Output all lines exactly, with nothing added or dropped.

[Start of Excerpted data]

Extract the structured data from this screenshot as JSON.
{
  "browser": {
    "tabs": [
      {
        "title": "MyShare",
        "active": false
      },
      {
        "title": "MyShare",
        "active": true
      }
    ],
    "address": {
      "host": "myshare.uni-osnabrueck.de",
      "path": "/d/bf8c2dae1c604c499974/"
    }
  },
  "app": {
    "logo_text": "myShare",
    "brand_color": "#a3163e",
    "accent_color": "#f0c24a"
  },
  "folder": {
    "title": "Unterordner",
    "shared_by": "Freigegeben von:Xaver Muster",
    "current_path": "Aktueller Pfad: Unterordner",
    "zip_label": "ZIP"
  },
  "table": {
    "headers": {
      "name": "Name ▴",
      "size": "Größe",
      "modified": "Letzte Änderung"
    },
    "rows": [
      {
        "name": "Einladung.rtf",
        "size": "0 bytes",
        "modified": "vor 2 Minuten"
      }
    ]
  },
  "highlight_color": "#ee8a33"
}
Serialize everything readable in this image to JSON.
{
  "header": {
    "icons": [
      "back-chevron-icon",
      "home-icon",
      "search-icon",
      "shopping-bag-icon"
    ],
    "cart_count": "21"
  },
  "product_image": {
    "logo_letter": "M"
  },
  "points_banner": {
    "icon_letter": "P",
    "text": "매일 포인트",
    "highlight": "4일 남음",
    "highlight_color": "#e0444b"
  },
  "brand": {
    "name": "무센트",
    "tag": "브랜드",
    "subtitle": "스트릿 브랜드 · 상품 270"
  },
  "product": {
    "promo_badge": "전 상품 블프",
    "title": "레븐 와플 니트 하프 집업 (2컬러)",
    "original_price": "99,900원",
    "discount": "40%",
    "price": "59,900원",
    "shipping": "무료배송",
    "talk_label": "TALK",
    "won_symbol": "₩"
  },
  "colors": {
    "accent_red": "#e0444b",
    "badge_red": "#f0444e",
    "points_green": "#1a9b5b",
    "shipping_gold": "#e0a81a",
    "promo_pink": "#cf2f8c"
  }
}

[End of Excerpted data]

Problem solution.
Extract the structured data from this screenshot as JSON.
{
  "browser": {
    "tabs": [
      {
        "title": "MyShare",
        "active": false
      },
      {
        "title": "MyShare",
        "active": true
      }
    ],
    "address": {
      "host": "myshare.uni-osnabrueck.de",
      "path": "/d/bf8c2dae1c604c499974/"
    }
  },
  "app": {
    "logo_text": "myShare",
    "brand_color": "#a3163e",
    "accent_color": "#f0c24a"
  },
  "folder": {
    "title": "Unterordner",
    "shared_by": "Freigegeben von:Xaver Muster",
    "current_path": "Aktueller Pfad: Unterordner",
    "zip_label": "ZIP"
  },
  "table": {
    "headers": {
      "name": "Name ▴",
      "size": "Größe",
      "modified": "Letzte Änderung"
    },
    "rows": [
      {
        "name": "Einladung.rtf",
        "size": "0 bytes",
        "modified": "vor 2 Minuten"
      }
    ]
  },
  "highlight_color": "#ee8a33"
}
Serialize everything readable in this image to JSON.
{
  "header": {
    "icons": [
      "back-chevron-icon",
      "home-icon",
      "search-icon",
      "shopping-bag-icon"
    ],
    "cart_count": "21"
  },
  "product_image": {
    "logo_letter": "M"
  },
  "points_banner": {
    "icon_letter": "P",
    "text": "매일 포인트",
    "highlight": "4일 남음",
    "highlight_color": "#e0444b"
  },
  "brand": {
    "name": "무센트",
    "tag": "브랜드",
    "subtitle": "스트릿 브랜드 · 상품 270"
  },
  "product": {
    "promo_badge": "전 상품 블프",
    "title": "레븐 와플 니트 하프 집업 (2컬러)",
    "original_price": "99,900원",
    "discount": "40%",
    "price": "59,900원",
    "shipping": "무료배송",
    "talk_label": "TALK",
    "won_symbol": "₩"
  },
  "colors": {
    "accent_red": "#e0444b",
    "badge_red": "#f0444e",
    "points_green": "#1a9b5b",
    "shipping_gold": "#e0a81a",
    "promo_pink": "#cf2f8c"
  }
}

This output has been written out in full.